TEXTE FOURNI |
*-*-*

Très nécessaire, un livre comme celui-ci, il en faudrait beaucoup d'autres pour aider à détricoter le politiquement correct avant que celui-ci ne parvienne à étouffer complètement l'Occident. L'un des derniers exemples: un responsable politique français veut interdire le voile à l'université et se voit opposer la loi qui lui interdit d'interdire..
Et je me souviens d'un débat télévisé il y a quelques années, où une militante française de couleur, pour ne pas dire noire (je ne sais plus si j'ai le droit de dire "noire", en France) répondait à un journaliste connu qui lui faisait remarquer qu'elle ne pouvait pas nier qu'elle était noire, c'était de l'ordre de l'évidence...Eh bien, la jeune militante socialiste soutenait qu'elle n'était pas noire, c'est lui, le journaliste qui la voyait comme ça, elle était une citoyenne française, militante, etc, etc...J'hallucinais..

Écrit par : Carmen | 14/04/2016

P-S. La polémique continue en France sur le port du voile à l'université.. En lisant les réactions des étudiants à la tentative de loi du premier ministre, suite à un article dans Le Monde, je comprends que c'est grave et déjà trop tard.. Justement parce que le PC a réussi à créer les "patterns" dans le raisonnement.. Mais l'université, ce n'est quand même pas la rue.. C'est le lieu par excellence où l'on instruit. Le voile n'est pas neutre (ce n'est pas comme si vous mettiez un foulard autour de la tête pour vous protéger contre le vent dans une décapotable), il est signifiant, et le signifié auquel il envoie est quelque chose d'autre que l'esprit scientifique propre à l'université.. Le fait que le nombre d'étudiantes voilées soit en croissance exponentielle, disons ces quinze-dix dernières années, est suffisamment parlant. Sauf si l'on refuse d'entendre, et que l'on ressort le refrain du "vivre sa religion en pleine liberté". Bien sûr, mais dans la sphère privée. On n'est pas poursuivi pour ses croyances, mais de quel droit s'approprier l'espace public que nous partageons tous? Pour imposer quel message? Car forcément, il y en a un.. Et je n'accepte pas ce message. Une femme voilée, en France, ou ailleurs, dans un pays occidental, pas en Iran ou Arabie Saoudite etc.., ne fait que se présenter sous un seul et unique aspect, celui de son appartenance religieuse. Comme une carte de visite indiquant votre profession et votre lieu de travail..Personnellement, une femme voilée, je ne vois aucun intérêt à en savoir plus sur ses compétences professionnelles, cette carte de visite me suffit.

*-*-*

DONNÉES EXTRAITES |

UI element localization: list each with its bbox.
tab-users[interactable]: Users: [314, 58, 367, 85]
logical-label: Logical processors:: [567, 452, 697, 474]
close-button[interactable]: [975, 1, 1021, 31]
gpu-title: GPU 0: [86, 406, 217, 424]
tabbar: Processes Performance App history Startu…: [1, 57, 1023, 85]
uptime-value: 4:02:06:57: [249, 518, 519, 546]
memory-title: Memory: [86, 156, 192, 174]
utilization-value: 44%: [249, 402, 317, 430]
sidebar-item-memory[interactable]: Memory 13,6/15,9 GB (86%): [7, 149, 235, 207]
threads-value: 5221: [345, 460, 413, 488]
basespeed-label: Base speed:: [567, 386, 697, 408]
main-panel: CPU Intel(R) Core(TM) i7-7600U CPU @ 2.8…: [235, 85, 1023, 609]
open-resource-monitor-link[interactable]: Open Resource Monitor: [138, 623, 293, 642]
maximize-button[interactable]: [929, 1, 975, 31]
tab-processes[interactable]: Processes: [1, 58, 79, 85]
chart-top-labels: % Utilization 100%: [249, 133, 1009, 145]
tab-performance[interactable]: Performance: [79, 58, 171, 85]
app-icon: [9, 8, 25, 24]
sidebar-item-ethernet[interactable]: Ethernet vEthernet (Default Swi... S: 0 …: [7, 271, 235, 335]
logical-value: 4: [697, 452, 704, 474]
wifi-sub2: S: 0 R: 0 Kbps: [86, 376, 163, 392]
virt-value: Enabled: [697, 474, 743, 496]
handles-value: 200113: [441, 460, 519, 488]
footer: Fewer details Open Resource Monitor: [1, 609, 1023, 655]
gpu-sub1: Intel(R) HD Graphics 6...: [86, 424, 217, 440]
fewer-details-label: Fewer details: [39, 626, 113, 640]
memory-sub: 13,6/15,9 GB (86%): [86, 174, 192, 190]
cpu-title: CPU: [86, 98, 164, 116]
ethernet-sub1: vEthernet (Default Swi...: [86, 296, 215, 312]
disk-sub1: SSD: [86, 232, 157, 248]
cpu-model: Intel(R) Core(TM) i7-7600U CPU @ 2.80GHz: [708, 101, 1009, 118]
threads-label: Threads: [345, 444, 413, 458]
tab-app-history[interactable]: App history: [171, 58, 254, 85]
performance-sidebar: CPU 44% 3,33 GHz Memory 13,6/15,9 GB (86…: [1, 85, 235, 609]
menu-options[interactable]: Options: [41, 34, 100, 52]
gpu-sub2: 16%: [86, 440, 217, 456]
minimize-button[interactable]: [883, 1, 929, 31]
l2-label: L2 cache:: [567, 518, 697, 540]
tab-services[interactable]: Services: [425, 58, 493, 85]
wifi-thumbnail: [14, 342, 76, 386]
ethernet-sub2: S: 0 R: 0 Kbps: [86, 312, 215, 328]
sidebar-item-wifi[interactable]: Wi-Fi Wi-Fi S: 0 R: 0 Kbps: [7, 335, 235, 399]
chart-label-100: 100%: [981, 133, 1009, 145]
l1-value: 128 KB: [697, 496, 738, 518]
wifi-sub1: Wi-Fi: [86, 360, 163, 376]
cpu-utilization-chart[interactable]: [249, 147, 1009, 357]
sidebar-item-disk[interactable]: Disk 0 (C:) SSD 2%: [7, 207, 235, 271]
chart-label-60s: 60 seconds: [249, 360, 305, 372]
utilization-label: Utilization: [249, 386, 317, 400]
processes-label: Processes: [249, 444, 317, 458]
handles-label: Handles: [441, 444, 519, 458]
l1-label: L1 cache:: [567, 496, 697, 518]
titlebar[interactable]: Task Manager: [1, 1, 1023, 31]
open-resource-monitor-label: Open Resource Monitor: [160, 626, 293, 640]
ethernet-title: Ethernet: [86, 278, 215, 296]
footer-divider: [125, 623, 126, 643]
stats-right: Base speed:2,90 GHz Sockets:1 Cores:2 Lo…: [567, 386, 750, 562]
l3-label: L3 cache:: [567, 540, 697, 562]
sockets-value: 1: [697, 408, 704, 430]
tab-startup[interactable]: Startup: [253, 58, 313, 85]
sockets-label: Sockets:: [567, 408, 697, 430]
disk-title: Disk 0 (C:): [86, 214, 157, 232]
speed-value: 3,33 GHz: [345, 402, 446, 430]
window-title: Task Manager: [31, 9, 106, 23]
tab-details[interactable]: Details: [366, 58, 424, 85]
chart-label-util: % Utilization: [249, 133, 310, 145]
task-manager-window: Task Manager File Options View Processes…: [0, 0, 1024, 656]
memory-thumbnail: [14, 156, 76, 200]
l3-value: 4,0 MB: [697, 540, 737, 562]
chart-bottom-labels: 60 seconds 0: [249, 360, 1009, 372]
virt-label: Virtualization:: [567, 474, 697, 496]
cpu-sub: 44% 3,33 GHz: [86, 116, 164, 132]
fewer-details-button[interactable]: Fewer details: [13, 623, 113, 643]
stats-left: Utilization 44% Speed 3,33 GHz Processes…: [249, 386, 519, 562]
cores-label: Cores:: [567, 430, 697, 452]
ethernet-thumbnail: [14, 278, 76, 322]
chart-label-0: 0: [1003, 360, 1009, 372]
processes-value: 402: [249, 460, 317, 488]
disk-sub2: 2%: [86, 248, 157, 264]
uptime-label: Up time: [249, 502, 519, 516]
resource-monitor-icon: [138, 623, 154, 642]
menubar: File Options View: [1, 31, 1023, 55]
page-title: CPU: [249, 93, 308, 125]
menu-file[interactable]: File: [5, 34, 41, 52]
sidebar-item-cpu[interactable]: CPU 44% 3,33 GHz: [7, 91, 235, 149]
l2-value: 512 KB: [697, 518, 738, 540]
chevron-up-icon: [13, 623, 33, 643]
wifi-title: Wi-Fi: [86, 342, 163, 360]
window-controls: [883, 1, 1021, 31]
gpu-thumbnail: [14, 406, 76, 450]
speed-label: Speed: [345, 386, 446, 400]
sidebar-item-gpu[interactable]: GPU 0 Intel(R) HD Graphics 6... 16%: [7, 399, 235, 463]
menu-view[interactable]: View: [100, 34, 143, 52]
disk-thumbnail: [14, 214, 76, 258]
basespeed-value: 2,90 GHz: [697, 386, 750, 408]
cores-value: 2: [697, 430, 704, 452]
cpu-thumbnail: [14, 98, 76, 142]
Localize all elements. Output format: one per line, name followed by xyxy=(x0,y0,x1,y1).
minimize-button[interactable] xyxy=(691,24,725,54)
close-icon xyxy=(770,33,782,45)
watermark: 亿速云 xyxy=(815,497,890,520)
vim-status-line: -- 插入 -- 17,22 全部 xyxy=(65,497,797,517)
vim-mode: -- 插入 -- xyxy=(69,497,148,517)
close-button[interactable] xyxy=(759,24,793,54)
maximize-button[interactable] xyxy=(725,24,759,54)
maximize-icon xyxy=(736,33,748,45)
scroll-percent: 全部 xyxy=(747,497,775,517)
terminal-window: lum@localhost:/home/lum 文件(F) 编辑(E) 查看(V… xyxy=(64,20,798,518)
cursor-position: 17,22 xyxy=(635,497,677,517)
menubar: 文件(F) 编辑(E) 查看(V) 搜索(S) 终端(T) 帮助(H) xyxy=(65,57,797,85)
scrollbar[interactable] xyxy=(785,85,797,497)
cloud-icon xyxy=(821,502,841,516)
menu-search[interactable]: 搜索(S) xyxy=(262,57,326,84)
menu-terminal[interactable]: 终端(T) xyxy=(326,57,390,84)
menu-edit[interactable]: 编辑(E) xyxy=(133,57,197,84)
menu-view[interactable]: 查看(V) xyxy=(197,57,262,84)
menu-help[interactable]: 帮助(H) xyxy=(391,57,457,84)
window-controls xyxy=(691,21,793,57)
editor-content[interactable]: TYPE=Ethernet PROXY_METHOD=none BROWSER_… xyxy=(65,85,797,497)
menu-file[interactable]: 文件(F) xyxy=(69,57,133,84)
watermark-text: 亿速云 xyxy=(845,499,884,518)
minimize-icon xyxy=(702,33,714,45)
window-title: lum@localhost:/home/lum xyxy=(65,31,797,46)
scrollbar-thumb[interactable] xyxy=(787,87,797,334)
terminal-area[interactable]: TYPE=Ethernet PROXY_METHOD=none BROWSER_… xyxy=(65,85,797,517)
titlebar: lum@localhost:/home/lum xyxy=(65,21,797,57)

*-*-*

À FAIRE |
#1 Dans le texte fourni, à quoi est comparée une femme voilée qui se présente sous le seul aspect de son appartenance religieuse ?
#2 Recopiez mot pour mot le passage du texte fourni qui commence aux mots « Très nécessaire, un » et s'arrête après les mots « militante, etc, etc...J'hallucinais.. ».

RÉPONSES DANS L'ORDRE |
#1 À une carte de visite indiquant la profession et le lieu de travail.

#2
Très nécessaire, un livre comme celui-ci, il en faudrait beaucoup d'autres pour aider à détricoter le politiquement correct avant que celui-ci ne parvienne à étouffer complètement l'Occident. L'un des derniers exemples: un responsable politique français veut interdire le voile à l'université et se voit opposer la loi qui lui interdit d'interdire..
Et je me souviens d'un débat télévisé il y a quelques années, où une militante française de couleur, pour ne pas dire noire (je ne sais plus si j'ai le droit de dire "noire", en France) répondait à un journaliste connu qui lui faisait remarquer qu'elle ne pouvait pas nier qu'elle était noire, c'était de l'ordre de l'évidence...Eh bien, la jeune militante socialiste soutenait qu'elle n'était pas noire, c'est lui, le journaliste qui la voyait comme ça, elle était une citoyenne française, militante, etc, etc...J'hallucinais..